** Goal **
Print, exactly and completely, every entry in the data.

= = = = = = =

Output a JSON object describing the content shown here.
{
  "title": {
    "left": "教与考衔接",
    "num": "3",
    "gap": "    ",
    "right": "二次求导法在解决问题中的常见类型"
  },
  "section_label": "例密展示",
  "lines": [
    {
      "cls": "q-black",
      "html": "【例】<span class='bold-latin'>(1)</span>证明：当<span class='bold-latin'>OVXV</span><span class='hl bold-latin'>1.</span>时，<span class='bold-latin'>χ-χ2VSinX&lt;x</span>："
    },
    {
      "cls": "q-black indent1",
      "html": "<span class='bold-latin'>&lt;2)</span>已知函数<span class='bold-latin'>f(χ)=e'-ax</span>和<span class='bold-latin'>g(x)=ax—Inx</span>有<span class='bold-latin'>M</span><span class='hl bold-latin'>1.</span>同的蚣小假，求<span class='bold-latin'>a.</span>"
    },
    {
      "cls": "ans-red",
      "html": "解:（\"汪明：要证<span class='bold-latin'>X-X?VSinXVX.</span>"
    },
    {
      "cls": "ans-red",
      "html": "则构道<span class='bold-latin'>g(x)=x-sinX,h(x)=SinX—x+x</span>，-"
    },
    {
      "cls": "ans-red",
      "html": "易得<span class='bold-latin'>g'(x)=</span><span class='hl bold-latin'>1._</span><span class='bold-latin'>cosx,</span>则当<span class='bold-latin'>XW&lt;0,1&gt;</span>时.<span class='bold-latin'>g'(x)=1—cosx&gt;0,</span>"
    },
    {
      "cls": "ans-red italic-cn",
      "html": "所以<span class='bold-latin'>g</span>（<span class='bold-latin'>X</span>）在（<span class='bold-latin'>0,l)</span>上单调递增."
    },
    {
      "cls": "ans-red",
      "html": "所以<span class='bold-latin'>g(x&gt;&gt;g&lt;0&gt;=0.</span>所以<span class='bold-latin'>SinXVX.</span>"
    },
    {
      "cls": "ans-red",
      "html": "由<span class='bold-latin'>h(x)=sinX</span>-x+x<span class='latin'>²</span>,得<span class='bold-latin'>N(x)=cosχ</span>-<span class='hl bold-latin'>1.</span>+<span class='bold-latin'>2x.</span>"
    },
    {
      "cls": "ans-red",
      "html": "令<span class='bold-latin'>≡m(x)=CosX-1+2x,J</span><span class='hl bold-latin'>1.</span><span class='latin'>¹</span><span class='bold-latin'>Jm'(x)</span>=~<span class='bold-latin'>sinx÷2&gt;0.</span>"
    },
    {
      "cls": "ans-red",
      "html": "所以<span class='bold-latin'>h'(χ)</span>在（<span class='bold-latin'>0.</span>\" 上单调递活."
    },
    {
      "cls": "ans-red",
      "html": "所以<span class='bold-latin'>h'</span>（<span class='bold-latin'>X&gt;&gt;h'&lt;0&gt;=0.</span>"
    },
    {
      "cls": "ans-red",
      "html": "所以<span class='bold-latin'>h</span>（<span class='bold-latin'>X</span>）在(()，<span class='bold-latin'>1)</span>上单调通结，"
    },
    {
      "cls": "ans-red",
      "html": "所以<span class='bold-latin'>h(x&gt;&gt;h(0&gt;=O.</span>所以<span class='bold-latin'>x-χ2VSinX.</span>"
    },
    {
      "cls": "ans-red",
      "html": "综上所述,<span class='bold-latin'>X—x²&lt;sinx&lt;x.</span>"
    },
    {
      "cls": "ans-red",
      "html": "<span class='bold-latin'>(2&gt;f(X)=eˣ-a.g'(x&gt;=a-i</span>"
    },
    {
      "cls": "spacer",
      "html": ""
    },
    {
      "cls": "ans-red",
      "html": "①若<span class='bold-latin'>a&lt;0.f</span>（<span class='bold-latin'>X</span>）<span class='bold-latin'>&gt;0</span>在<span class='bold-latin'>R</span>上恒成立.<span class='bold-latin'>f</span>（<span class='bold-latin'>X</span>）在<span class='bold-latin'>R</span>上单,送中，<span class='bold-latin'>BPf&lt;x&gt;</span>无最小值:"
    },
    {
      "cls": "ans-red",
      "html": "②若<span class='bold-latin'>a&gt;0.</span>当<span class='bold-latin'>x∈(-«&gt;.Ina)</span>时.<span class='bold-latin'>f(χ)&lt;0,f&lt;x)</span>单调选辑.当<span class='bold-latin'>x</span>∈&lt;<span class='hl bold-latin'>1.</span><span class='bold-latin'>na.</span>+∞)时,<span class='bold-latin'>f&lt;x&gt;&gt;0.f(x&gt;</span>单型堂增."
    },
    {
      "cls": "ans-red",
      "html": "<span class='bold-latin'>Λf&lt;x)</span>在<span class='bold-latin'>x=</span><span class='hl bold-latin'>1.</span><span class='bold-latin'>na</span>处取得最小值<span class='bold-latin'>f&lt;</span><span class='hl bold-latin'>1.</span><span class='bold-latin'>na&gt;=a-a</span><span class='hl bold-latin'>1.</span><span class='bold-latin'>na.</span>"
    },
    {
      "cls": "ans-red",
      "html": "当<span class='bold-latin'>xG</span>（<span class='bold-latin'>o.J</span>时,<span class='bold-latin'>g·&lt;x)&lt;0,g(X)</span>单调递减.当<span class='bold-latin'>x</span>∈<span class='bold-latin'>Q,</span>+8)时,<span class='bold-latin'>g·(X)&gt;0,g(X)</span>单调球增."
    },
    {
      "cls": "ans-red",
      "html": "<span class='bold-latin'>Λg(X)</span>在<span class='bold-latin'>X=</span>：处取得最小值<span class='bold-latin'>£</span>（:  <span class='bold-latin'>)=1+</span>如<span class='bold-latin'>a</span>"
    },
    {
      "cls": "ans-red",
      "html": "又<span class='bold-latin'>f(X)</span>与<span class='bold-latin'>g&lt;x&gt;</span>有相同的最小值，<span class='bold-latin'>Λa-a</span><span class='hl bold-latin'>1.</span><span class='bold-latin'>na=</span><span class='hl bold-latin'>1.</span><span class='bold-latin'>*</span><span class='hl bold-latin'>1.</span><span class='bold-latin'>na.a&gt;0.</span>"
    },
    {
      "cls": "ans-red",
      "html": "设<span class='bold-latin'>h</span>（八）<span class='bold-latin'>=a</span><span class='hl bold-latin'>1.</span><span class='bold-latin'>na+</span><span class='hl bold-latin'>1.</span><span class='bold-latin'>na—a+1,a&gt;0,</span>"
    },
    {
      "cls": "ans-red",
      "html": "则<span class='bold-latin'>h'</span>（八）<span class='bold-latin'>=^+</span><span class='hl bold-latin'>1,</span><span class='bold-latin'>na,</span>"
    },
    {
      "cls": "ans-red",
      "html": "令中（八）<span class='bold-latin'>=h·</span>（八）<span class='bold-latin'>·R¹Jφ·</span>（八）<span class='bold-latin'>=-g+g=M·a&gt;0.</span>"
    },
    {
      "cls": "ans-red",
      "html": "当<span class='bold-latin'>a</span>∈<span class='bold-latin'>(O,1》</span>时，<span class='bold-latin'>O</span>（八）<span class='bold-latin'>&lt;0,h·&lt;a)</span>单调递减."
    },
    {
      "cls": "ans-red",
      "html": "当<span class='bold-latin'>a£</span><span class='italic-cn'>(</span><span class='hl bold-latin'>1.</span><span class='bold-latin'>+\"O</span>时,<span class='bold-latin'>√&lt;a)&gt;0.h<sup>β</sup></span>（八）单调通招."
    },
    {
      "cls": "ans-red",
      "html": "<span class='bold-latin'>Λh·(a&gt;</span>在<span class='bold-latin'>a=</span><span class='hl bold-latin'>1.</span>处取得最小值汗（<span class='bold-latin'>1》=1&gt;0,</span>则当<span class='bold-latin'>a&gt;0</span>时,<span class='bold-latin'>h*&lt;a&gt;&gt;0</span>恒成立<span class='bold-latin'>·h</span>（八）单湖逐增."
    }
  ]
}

= = = = = = =

** Expected output **
Output a JSON object describing the content shown here.
{
  "title": {
    "left": "教与考衔接",
    "num": "3",
    "gap": "    ",
    "right": "二次求导法在解决问题中的常见类型"
  },
  "section_label": "例密展示",
  "lines": [
    {
      "cls": "q-black",
      "html": "【例】<span class='bold-latin'>(1)</span>证明：当<span class='bold-latin'>OVXV</span><span class='hl bold-latin'>1.</span>时，<span class='bold-latin'>χ-χ2VSinX&lt;x</span>："
    },
    {
      "cls": "q-black indent1",
      "html": "<span class='bold-latin'>&lt;2)</span>已知函数<span class='bold-latin'>f(χ)=e'-ax</span>和<span class='bold-latin'>g(x)=ax—Inx</span>有<span class='bold-latin'>M</span><span class='hl bold-latin'>1.</span>同的蚣小假，求<span class='bold-latin'>a.</span>"
    },
    {
      "cls": "ans-red",
      "html": "解:（\"汪明：要证<span class='bold-latin'>X-X?VSinXVX.</span>"
    },
    {
      "cls": "ans-red",
      "html": "则构道<span class='bold-latin'>g(x)=x-sinX,h(x)=SinX—x+x</span>，-"
    },
    {
      "cls": "ans-red",
      "html": "易得<span class='bold-latin'>g'(x)=</span><span class='hl bold-latin'>1._</span><span class='bold-latin'>cosx,</span>则当<span class='bold-latin'>XW&lt;0,1&gt;</span>时.<span class='bold-latin'>g'(x)=1—cosx&gt;0,</span>"
    },
    {
      "cls": "ans-red italic-cn",
      "html": "所以<span class='bold-latin'>g</span>（<span class='bold-latin'>X</span>）在（<span class='bold-latin'>0,l)</span>上单调递增."
    },
    {
      "cls": "ans-red",
      "html": "所以<span class='bold-latin'>g(x&gt;&gt;g&lt;0&gt;=0.</span>所以<span class='bold-latin'>SinXVX.</span>"
    },
    {
      "cls": "ans-red",
      "html": "由<span class='bold-latin'>h(x)=sinX</span>-x+x<span class='latin'>²</span>,得<span class='bold-latin'>N(x)=cosχ</span>-<span class='hl bold-latin'>1.</span>+<span class='bold-latin'>2x.</span>"
    },
    {
      "cls": "ans-red",
      "html": "令<span class='bold-latin'>≡m(x)=CosX-1+2x,J</span><span class='hl bold-latin'>1.</span><span class='latin'>¹</span><span class='bold-latin'>Jm'(x)</span>=~<span class='bold-latin'>sinx÷2&gt;0.</span>"
    },
    {
      "cls": "ans-red",
      "html": "所以<span class='bold-latin'>h'(χ)</span>在（<span class='bold-latin'>0.</span>\" 上单调递活."
    },
    {
      "cls": "ans-red",
      "html": "所以<span class='bold-latin'>h'</span>（<span class='bold-latin'>X&gt;&gt;h'&lt;0&gt;=0.</span>"
    },
    {
      "cls": "ans-red",
      "html": "所以<span class='bold-latin'>h</span>（<span class='bold-latin'>X</span>）在(()，<span class='bold-latin'>1)</span>上单调通结，"
    },
    {
      "cls": "ans-red",
      "html": "所以<span class='bold-latin'>h(x&gt;&gt;h(0&gt;=O.</span>所以<span class='bold-latin'>x-χ2VSinX.</span>"
    },
    {
      "cls": "ans-red",
      "html": "综上所述,<span class='bold-latin'>X—x²&lt;sinx&lt;x.</span>"
    },
    {
      "cls": "ans-red",
      "html": "<span class='bold-latin'>(2&gt;f(X)=eˣ-a.g'(x&gt;=a-i</span>"
    },
    {
      "cls": "spacer",
      "html": ""
    },
    {
      "cls": "ans-red",
      "html": "①若<span class='bold-latin'>a&lt;0.f</span>（<span class='bold-latin'>X</span>）<span class='bold-latin'>&gt;0</span>在<span class='bold-latin'>R</span>上恒成立.<span class='bold-latin'>f</span>（<span class='bold-latin'>X</span>）在<span class='bold-latin'>R</span>上单,送中，<span class='bold-latin'>BPf&lt;x&gt;</span>无最小值:"
    },
    {
      "cls": "ans-red",
      "html": "②若<span class='bold-latin'>a&gt;0.</span>当<span class='bold-latin'>x∈(-«&gt;.Ina)</span>时.<span class='bold-latin'>f(χ)&lt;0,f&lt;x)</span>单调选辑.当<span class='bold-latin'>x</span>∈&lt;<span class='hl bold-latin'>1.</span><span class='bold-latin'>na.</span>+∞)时,<span class='bold-latin'>f&lt;x&gt;&gt;0.f(x&gt;</span>单型堂增."
    },
    {
      "cls": "ans-red",
      "html": "<span class='bold-latin'>Λf&lt;x)</span>在<span class='bold-latin'>x=</span><span class='hl bold-latin'>1.</span><span class='bold-latin'>na</span>处取得最小值<span class='bold-latin'>f&lt;</span><span class='hl bold-latin'>1.</span><span class='bold-latin'>na&gt;=a-a</span><span class='hl bold-latin'>1.</span><span class='bold-latin'>na.</span>"
    },
    {
      "cls": "ans-red",
      "html": "当<span class='bold-latin'>xG</span>（<span class='bold-latin'>o.J</span>时,<span class='bold-latin'>g·&lt;x)&lt;0,g(X)</span>单调递减.当<span class='bold-latin'>x</span>∈<span class='bold-latin'>Q,</span>+8)时,<span class='bold-latin'>g·(X)&gt;0,g(X)</span>单调球增."
    },
    {
      "cls": "ans-red",
      "html": "<span class='bold-latin'>Λg(X)</span>在<span class='bold-latin'>X=</span>：处取得最小值<span class='bold-latin'>£</span>（:  <span class='bold-latin'>)=1+</span>如<span class='bold-latin'>a</span>"
    },
    {
      "cls": "ans-red",
      "html": "又<span class='bold-latin'>f(X)</span>与<span class='bold-latin'>g&lt;x&gt;</span>有相同的最小值，<span class='bold-latin'>Λa-a</span><span class='hl bold-latin'>1.</span><span class='bold-latin'>na=</span><span class='hl bold-latin'>1.</span><span class='bold-latin'>*</span><span class='hl bold-latin'>1.</span><span class='bold-latin'>na.a&gt;0.</span>"
    },
    {
      "cls": "ans-red",
      "html": "设<span class='bold-latin'>h</span>（八）<span class='bold-latin'>=a</span><span class='hl bold-latin'>1.</span><span class='bold-latin'>na+</span><span class='hl bold-latin'>1.</span><span class='bold-latin'>na—a+1,a&gt;0,</span>"
    },
    {
      "cls": "ans-red",
      "html": "则<span class='bold-latin'>h'</span>（八）<span class='bold-latin'>=^+</span><span class='hl bold-latin'>1,</span><span class='bold-latin'>na,</span>"
    },
    {
      "cls": "ans-red",
      "html": "令中（八）<span class='bold-latin'>=h·</span>（八）<span class='bold-latin'>·R¹Jφ·</span>（八）<span class='bold-latin'>=-g+g=M·a&gt;0.</span>"
    },
    {
      "cls": "ans-red",
      "html": "当<span class='bold-latin'>a</span>∈<span class='bold-latin'>(O,1》</span>时，<span class='bold-latin'>O</span>（八）<span class='bold-latin'>&lt;0,h·&lt;a)</span>单调递减."
    },
    {
      "cls": "ans-red",
      "html": "当<span class='bold-latin'>a£</span><span class='italic-cn'>(</span><span class='hl bold-latin'>1.</span><span class='bold-latin'>+\"O</span>时,<span class='bold-latin'>√&lt;a)&gt;0.h<sup>β</sup></span>（八）单调通招."
    },
    {
      "cls": "ans-red",
      "html": "<span class='bold-latin'>Λh·(a&gt;</span>在<span class='bold-latin'>a=</span><span class='hl bold-latin'>1.</span>处取得最小值汗（<span class='bold-latin'>1》=1&gt;0,</span>则当<span class='bold-latin'>a&gt;0</span>时,<span class='bold-latin'>h*&lt;a&gt;&gt;0</span>恒成立<span class='bold-latin'>·h</span>（八）单湖逐增."
    }
  ]
}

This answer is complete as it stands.